Les « voyous d’extrême droite » qui ne déploient que de la « pure violence » et vont « regretter d’avoir pris part » aux émeutes ou d’avoir attisé la haine raciale et anti-musulmans en ligne. C’est ainsi que le premier ministre britannique, Keir Starmer, a qualifié celles et surtout ceux qui, début août, de Southport à Bristol en passant par Belfast, ont jeté des briques sur la police, des mosquées ou même tenté d’embraser des hébergements d’urgence de migrants. Le travailliste a refusé d’esquisser des explications à ces explosions de colère, écartant tout ce qui pouvait ressembler à un début de justification de la violence. Elles ont été attisées par des groupuscules et des activistes d’extrême droite, qui ont propagé la fausse information selon laquelle le meurtre de trois fillettes à Southport (nord-est de l’Angleterre) avait été commis par un migrant de confession musulmane.
La réponse du dirigeant aux émeutes a, jusqu’à présent, été exclusivement judiciaire : les arrestations ont été massives (plus d’un millier), la justice prompte et particulièrement sévère : des centaines de personnes sont déjà passées devant un juge, dont une majorité a été condamnée à des peines de prison. M. Starmer a choisi la même stratégie de la dissuasion que lors des émeutes de 2011 à Londres, quand il était directeur des poursuites judiciaires publiques.
Les violences ont pourtant éclaté dans des villes parmi les plus pauvres du pays comme Hartlepool, Middlesbrough, Rotherham, dans le nord de l’Angleterre, où les populations expriment un manque de confiance dans les partis de gouvernement après des décennies de dégradation de leur niveau de vie. Ces localités comptent par ailleurs davantage d’hébergements d’urgence de migrants que la riche Angleterre du Sud, car les loyers y sont moins élevés.

« Un acquis »
Pourtant, la ligne de Keir Starmer a fait consensus et ni la gauche ni la droite ne questionnent le modèle multiculturel national ou l’assimilation des Britanniques musulmans aux valeurs nationales. Certes, Nigel Farage, le chef de file du parti populiste Reform UK, a qualifié des heurts à Leeds de « politique du sous-continent [indien] ». Mais seule l’extrême droite extraparlementaire, en particulier sa principale figure, Tommy Robinson, tient le multiculturalisme et l’islam pour responsables de tous les maux d’une classe populaire blanche au fort sentiment de déclassement.

Données fournies:
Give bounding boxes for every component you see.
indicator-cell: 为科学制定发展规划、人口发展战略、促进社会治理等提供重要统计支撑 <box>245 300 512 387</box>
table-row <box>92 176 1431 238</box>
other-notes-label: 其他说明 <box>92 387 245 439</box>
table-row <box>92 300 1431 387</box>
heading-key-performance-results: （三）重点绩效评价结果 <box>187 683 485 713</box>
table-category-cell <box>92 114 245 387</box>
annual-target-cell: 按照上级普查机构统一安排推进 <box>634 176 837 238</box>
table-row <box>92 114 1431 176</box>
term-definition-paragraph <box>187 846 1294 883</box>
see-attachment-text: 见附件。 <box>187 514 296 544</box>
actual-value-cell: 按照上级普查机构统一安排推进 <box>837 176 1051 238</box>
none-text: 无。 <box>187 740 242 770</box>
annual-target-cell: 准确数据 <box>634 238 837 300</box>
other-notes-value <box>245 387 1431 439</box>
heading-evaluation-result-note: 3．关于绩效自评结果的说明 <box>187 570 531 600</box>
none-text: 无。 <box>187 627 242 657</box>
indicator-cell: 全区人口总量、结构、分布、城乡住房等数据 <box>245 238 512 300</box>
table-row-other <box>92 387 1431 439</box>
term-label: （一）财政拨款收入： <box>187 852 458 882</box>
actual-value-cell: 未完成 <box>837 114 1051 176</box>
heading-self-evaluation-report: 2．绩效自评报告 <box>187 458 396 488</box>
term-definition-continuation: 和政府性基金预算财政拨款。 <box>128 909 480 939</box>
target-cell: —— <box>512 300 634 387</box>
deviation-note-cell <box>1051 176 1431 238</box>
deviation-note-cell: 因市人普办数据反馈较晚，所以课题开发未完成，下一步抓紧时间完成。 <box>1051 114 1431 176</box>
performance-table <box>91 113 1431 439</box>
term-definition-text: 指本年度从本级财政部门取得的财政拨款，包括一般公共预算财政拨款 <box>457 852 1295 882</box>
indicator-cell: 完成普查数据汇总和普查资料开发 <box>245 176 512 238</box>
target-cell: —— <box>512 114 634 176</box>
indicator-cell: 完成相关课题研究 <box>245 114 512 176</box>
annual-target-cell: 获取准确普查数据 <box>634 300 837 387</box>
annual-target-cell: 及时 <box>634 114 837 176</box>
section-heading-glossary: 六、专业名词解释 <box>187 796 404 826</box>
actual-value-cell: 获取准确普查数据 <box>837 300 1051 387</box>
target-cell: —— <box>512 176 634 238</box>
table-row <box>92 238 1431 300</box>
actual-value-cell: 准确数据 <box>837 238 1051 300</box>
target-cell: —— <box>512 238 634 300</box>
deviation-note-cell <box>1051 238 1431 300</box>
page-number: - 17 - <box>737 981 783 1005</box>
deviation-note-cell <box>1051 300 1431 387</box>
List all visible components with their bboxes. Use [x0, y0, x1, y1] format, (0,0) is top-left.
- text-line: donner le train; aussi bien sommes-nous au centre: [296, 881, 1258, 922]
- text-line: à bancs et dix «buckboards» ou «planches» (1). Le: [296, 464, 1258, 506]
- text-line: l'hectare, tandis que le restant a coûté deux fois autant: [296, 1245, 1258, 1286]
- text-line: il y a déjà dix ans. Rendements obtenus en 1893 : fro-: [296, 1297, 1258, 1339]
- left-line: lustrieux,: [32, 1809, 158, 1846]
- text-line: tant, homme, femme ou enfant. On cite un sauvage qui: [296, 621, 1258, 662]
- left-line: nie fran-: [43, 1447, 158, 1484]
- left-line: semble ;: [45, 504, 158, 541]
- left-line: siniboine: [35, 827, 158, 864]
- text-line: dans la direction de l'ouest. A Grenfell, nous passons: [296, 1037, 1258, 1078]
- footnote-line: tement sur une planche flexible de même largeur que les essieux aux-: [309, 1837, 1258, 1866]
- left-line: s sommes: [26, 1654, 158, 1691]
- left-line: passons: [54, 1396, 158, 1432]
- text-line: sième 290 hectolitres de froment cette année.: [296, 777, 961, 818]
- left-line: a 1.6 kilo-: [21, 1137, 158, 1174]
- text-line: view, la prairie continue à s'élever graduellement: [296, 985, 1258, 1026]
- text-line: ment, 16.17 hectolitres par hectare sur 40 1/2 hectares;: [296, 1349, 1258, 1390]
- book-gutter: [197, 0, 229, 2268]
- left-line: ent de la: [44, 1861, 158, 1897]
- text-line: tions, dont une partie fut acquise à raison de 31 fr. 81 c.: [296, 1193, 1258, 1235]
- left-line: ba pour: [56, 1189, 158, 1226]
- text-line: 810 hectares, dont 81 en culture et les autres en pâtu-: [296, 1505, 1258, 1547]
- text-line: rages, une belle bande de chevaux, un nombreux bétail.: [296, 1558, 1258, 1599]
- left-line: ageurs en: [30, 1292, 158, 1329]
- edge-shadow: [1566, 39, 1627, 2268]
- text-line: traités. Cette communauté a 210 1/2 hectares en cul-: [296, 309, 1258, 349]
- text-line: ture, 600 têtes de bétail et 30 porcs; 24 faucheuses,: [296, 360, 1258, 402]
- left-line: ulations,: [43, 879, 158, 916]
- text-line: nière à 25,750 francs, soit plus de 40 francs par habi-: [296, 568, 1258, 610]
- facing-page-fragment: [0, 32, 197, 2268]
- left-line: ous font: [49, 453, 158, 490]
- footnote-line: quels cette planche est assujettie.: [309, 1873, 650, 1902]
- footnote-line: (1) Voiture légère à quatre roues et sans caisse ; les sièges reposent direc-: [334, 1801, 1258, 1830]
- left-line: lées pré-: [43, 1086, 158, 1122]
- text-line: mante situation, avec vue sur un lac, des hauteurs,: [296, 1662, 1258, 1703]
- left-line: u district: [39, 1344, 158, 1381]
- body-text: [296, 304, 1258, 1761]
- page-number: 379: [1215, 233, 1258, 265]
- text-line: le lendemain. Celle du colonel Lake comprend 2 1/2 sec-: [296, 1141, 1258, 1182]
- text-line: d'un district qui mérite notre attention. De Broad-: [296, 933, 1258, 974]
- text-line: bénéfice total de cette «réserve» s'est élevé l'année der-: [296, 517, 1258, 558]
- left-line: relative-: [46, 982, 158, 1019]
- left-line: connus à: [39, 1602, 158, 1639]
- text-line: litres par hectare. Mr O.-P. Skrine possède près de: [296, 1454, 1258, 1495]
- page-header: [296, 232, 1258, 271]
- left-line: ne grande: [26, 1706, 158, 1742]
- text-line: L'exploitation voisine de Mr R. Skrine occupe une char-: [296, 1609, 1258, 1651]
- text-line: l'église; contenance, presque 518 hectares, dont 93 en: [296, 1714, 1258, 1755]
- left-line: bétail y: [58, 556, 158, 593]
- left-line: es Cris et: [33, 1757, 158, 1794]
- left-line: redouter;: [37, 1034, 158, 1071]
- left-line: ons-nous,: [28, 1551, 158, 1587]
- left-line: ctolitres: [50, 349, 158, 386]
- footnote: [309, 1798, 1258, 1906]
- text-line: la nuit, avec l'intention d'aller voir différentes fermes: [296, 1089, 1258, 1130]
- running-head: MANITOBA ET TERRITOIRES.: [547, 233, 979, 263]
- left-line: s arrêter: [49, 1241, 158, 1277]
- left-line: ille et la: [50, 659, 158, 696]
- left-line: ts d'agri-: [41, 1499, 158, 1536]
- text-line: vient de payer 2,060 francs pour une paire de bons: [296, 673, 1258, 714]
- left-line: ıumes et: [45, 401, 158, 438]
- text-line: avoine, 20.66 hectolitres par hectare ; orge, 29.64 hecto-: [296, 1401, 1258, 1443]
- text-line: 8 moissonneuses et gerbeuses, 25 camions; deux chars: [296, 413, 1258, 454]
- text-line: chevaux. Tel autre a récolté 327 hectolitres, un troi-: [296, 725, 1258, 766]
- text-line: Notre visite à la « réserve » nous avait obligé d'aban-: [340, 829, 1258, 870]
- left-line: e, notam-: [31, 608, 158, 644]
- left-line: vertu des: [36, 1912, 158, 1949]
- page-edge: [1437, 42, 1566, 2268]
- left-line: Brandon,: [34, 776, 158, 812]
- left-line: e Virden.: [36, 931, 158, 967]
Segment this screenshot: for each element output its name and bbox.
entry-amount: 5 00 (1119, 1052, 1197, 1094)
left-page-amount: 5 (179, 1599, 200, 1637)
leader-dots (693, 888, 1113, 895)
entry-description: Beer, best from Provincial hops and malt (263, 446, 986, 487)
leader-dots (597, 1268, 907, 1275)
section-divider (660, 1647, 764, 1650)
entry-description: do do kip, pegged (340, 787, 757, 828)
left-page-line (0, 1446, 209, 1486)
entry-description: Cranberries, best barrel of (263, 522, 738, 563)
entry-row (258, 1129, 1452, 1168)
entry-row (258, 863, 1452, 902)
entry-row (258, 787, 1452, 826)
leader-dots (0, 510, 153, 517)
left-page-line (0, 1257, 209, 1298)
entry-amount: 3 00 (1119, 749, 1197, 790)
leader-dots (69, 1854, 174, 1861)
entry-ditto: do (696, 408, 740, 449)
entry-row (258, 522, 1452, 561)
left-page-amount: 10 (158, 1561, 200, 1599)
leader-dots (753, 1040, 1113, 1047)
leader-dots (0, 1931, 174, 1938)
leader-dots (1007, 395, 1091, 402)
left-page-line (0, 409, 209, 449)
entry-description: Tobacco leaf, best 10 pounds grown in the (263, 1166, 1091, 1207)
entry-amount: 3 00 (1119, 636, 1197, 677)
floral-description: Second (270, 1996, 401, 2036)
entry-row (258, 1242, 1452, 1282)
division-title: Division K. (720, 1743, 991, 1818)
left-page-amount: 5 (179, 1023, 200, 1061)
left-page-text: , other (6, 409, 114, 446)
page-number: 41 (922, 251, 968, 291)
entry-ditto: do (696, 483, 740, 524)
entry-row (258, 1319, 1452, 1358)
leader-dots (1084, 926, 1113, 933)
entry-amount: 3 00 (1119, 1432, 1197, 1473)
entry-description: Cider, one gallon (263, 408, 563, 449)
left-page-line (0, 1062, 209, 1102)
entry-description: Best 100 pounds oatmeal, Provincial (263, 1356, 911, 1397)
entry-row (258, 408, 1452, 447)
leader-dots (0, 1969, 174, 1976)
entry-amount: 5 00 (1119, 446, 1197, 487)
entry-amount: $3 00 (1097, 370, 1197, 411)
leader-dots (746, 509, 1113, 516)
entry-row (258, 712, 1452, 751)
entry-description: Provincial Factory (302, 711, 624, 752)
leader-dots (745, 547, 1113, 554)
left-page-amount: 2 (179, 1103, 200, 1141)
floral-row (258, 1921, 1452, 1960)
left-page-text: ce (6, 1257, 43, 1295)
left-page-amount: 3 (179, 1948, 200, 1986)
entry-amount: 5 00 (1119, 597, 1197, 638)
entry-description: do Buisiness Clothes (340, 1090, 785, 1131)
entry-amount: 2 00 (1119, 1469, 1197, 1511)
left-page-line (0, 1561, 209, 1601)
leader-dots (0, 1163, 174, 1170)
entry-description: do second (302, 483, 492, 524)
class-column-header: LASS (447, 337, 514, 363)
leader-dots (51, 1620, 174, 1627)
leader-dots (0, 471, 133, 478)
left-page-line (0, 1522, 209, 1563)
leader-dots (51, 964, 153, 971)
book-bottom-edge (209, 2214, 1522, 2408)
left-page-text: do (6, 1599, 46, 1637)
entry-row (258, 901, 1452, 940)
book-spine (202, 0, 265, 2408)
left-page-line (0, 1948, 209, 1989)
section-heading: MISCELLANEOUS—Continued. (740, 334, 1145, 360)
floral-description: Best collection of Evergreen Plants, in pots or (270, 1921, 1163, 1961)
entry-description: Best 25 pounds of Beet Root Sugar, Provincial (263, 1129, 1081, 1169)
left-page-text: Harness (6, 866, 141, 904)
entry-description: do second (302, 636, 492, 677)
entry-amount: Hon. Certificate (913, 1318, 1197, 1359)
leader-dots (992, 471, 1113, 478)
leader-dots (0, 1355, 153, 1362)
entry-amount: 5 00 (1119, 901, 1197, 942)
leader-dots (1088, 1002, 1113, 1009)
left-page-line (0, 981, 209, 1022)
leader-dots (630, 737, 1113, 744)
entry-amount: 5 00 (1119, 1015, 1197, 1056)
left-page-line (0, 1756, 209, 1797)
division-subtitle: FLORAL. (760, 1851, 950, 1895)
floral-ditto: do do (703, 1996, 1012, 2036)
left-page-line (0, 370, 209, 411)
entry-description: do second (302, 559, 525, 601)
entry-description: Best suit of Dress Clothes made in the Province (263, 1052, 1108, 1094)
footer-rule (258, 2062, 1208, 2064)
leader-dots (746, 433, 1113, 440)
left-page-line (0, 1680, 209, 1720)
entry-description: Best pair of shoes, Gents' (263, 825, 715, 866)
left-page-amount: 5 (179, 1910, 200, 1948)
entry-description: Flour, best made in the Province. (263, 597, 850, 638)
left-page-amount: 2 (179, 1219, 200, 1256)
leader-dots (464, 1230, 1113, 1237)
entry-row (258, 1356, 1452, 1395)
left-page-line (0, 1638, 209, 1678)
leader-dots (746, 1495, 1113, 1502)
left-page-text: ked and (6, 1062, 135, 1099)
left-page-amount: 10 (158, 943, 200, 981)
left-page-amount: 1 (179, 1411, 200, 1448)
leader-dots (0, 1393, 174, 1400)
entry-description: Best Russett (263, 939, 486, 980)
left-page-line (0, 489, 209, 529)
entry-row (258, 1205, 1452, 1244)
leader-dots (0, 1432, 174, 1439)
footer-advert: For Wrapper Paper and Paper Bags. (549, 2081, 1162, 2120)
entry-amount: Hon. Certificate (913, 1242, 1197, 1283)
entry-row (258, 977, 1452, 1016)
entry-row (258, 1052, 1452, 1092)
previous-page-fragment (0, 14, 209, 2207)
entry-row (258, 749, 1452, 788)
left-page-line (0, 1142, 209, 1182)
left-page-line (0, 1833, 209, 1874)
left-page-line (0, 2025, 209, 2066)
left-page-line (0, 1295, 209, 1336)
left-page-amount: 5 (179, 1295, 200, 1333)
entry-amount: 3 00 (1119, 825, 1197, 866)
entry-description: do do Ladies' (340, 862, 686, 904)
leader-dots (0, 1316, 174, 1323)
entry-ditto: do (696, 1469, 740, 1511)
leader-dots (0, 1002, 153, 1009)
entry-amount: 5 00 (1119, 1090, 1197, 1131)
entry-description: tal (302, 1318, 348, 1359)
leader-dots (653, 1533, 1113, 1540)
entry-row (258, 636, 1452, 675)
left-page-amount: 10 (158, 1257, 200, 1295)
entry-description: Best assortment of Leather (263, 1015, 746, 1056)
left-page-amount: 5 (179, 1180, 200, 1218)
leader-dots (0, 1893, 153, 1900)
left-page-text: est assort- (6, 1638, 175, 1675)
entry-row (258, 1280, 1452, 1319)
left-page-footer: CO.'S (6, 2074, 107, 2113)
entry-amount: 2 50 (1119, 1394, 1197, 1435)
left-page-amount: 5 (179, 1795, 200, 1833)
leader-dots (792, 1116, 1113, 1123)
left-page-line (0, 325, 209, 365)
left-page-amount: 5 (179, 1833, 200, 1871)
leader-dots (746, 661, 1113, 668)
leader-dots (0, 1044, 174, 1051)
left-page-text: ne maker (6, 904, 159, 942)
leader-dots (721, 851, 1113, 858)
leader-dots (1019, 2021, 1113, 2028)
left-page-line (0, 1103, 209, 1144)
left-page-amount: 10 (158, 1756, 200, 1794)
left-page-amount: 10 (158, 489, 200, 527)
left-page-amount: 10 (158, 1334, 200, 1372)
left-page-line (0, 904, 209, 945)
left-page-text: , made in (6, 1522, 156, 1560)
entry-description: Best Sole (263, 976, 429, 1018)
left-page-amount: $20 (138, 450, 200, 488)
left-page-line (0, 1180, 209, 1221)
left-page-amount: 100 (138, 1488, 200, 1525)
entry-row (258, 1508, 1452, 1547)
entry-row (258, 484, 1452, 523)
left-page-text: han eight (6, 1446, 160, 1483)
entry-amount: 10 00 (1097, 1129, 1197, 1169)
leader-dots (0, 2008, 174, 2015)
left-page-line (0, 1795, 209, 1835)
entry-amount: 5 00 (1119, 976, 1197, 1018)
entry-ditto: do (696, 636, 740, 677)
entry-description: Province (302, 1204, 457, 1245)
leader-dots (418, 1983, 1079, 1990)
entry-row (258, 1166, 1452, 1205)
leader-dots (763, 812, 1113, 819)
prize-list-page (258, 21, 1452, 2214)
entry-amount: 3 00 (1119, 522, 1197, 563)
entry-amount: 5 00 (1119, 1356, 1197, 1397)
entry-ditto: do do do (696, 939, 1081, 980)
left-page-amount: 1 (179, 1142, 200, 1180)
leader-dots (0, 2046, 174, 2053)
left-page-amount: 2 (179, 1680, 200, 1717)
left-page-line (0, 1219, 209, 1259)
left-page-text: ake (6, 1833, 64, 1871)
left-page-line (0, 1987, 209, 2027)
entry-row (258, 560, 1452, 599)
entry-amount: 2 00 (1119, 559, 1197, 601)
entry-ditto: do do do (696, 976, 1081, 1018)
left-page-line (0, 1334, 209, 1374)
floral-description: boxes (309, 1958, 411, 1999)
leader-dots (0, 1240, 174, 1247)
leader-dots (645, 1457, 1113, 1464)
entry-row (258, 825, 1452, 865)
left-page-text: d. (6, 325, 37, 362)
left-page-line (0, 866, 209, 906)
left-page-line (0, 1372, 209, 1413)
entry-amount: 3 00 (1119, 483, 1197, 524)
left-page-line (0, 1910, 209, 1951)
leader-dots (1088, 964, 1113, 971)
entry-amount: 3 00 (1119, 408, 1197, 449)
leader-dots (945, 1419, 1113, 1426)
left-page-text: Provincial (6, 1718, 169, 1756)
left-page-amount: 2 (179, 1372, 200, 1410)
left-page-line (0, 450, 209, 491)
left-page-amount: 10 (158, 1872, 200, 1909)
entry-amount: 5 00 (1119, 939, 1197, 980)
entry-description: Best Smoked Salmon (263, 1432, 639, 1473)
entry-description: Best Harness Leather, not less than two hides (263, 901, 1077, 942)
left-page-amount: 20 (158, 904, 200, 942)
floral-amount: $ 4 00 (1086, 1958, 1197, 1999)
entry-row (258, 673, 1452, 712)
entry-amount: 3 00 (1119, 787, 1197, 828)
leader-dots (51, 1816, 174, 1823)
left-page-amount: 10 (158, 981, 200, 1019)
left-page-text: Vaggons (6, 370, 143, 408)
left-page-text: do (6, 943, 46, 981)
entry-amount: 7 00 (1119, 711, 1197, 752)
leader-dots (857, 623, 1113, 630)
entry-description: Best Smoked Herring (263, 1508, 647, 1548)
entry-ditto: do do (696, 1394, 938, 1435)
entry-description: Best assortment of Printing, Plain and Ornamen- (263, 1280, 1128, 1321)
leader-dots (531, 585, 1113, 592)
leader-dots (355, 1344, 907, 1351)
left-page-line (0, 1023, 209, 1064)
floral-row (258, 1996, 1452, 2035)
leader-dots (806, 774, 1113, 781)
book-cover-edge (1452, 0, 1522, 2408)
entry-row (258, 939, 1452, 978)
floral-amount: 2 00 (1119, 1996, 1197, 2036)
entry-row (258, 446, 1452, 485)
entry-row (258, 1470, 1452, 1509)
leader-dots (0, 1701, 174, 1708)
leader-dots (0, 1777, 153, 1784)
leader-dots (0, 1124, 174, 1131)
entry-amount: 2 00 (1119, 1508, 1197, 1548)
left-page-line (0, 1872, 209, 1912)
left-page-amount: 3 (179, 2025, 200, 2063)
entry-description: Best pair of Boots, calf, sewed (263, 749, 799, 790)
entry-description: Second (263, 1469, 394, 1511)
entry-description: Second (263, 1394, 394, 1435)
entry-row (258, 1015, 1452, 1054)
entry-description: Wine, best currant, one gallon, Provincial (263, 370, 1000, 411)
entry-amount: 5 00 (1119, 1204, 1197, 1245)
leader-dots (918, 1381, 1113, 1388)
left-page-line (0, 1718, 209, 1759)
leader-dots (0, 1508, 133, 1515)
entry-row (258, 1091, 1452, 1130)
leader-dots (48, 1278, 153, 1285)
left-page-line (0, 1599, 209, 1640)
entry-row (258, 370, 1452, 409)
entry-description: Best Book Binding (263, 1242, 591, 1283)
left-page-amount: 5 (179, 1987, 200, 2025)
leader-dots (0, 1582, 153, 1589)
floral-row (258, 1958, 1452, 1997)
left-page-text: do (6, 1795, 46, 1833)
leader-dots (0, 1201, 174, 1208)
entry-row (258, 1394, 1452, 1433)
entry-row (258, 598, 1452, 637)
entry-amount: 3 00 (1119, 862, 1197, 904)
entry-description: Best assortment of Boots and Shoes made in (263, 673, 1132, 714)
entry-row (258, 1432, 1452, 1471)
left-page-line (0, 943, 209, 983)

Consigne: Recopiez, dans le texte ci-dessus sur les émeutes au Royaume-Uni, tout le passage qui va de « La réponse du » jusqu'à « poursuites judiciaires publiques. » inclus.

Réponse:
La réponse du dirigeant aux émeutes a, jusqu’à présent, été exclusivement judiciaire : les arrestations ont été massives (plus d’un millier), la justice prompte et particulièrement sévère : des centaines de personnes sont déjà passées devant un juge, dont une majorité a été condamnée à des peines de prison. M. Starmer a choisi la même stratégie de la dissuasion que lors des émeutes de 2011 à Londres, quand il était directeur des poursuites judiciaires publiques.